EXERCISE GOAL: List each line of the data that holds the word "ψυχοθεραπεύτρια".

THE DATA:
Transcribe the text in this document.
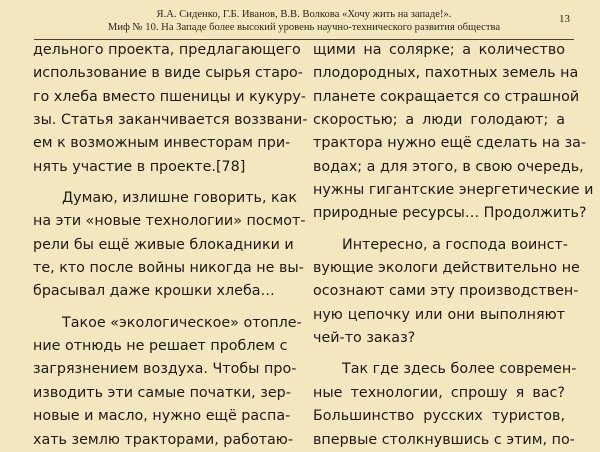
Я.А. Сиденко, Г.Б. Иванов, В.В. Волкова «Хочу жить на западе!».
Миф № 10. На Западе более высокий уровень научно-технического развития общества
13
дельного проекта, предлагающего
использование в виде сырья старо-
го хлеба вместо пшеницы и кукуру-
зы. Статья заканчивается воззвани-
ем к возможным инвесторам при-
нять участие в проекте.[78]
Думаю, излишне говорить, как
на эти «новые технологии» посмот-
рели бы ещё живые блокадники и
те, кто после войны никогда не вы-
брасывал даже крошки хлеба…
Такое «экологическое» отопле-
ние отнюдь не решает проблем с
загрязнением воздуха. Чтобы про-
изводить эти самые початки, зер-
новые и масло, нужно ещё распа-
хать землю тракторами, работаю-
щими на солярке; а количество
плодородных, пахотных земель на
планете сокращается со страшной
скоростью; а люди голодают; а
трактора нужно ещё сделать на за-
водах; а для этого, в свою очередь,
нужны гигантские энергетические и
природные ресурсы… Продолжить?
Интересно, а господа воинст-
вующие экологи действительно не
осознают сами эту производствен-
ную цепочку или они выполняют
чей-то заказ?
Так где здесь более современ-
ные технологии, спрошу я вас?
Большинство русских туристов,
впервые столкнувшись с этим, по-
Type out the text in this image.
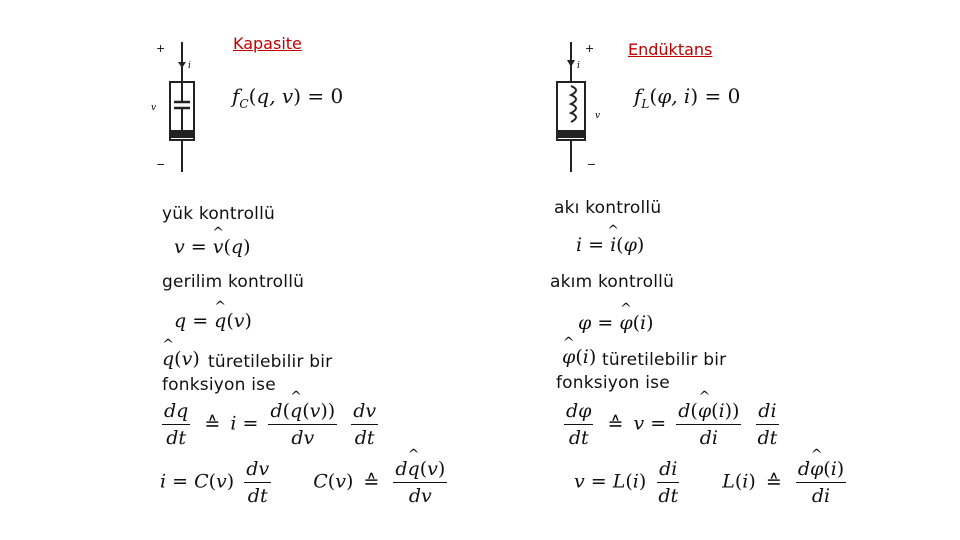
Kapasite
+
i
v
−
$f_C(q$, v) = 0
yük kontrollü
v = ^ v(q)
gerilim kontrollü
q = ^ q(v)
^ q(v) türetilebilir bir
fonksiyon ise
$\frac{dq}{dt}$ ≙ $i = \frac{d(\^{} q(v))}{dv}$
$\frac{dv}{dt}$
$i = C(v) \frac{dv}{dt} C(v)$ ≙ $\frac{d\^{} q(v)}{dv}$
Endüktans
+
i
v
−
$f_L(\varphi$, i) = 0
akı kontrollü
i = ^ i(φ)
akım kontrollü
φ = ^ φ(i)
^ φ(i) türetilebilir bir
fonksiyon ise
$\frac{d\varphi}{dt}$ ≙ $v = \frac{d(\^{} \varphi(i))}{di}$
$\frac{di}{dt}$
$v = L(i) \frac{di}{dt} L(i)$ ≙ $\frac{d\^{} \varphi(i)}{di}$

---

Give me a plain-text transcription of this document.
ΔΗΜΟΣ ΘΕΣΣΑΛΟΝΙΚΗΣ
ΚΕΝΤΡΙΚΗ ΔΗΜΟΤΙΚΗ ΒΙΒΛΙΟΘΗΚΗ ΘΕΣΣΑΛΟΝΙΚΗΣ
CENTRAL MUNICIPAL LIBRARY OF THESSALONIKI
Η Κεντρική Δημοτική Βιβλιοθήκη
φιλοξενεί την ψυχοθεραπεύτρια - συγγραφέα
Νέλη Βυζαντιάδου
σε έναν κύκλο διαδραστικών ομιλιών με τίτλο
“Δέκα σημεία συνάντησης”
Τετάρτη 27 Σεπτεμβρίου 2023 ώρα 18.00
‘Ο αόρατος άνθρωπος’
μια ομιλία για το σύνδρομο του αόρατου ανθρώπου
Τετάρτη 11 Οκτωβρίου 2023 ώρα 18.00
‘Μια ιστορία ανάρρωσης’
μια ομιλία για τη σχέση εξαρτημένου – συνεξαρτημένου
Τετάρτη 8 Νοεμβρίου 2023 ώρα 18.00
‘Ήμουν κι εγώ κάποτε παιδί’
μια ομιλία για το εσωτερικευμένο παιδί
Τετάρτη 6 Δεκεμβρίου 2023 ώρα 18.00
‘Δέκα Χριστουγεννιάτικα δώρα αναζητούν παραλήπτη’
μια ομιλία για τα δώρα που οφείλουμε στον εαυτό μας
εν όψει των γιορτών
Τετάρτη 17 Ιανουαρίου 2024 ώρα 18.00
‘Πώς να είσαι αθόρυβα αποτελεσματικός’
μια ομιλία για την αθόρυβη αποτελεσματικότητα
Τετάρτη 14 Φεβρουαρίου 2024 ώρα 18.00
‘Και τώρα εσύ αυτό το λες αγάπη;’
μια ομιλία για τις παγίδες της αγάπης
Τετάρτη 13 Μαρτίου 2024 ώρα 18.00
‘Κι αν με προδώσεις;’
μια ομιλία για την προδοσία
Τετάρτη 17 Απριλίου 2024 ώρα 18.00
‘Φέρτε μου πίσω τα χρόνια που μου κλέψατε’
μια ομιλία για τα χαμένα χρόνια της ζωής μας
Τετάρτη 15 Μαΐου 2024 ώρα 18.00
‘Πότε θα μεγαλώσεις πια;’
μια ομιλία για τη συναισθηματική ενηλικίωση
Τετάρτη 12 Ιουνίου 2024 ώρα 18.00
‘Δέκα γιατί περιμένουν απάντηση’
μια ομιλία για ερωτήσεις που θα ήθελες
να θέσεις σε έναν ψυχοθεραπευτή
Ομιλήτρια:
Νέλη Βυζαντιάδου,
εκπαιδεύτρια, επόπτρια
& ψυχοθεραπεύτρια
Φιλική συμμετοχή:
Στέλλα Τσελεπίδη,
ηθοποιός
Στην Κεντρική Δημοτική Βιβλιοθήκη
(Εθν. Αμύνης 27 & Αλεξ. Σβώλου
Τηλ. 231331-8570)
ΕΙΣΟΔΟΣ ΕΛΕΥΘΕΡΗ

==

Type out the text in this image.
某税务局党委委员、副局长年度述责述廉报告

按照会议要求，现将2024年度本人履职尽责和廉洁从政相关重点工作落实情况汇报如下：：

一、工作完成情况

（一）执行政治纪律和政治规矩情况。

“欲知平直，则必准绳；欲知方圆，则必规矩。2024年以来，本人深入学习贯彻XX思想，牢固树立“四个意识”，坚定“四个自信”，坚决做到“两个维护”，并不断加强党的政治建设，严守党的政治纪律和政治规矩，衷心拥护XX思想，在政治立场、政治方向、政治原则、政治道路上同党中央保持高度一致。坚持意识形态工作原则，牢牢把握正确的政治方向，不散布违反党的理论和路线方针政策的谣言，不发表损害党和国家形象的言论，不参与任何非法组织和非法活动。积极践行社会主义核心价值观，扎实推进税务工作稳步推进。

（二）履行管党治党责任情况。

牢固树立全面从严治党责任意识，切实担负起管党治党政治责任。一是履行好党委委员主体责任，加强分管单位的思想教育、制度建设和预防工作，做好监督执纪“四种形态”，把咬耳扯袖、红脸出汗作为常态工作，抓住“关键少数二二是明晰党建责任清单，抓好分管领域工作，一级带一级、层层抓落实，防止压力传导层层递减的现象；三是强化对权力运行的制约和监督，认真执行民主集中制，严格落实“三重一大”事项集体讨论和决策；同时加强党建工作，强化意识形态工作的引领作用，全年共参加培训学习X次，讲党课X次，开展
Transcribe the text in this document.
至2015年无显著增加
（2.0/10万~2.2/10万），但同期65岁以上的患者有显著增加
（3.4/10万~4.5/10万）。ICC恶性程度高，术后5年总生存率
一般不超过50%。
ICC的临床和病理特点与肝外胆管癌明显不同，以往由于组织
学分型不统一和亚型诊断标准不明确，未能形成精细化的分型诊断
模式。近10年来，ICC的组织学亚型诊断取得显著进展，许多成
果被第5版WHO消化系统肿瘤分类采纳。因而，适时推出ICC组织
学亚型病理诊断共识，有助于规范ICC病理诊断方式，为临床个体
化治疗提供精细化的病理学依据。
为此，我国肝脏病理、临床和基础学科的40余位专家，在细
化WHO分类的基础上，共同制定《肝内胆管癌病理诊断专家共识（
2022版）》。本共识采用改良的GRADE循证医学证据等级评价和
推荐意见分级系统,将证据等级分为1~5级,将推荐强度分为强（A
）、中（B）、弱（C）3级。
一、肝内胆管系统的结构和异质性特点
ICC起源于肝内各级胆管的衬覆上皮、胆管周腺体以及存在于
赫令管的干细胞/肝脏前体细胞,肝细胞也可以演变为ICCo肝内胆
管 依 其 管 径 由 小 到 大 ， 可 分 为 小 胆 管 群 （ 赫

WRITTEN ANSWER:
φιλοξενεί την ψυχοθεραπεύτρια - συγγραφέα
& ψυχοθεραπεύτρια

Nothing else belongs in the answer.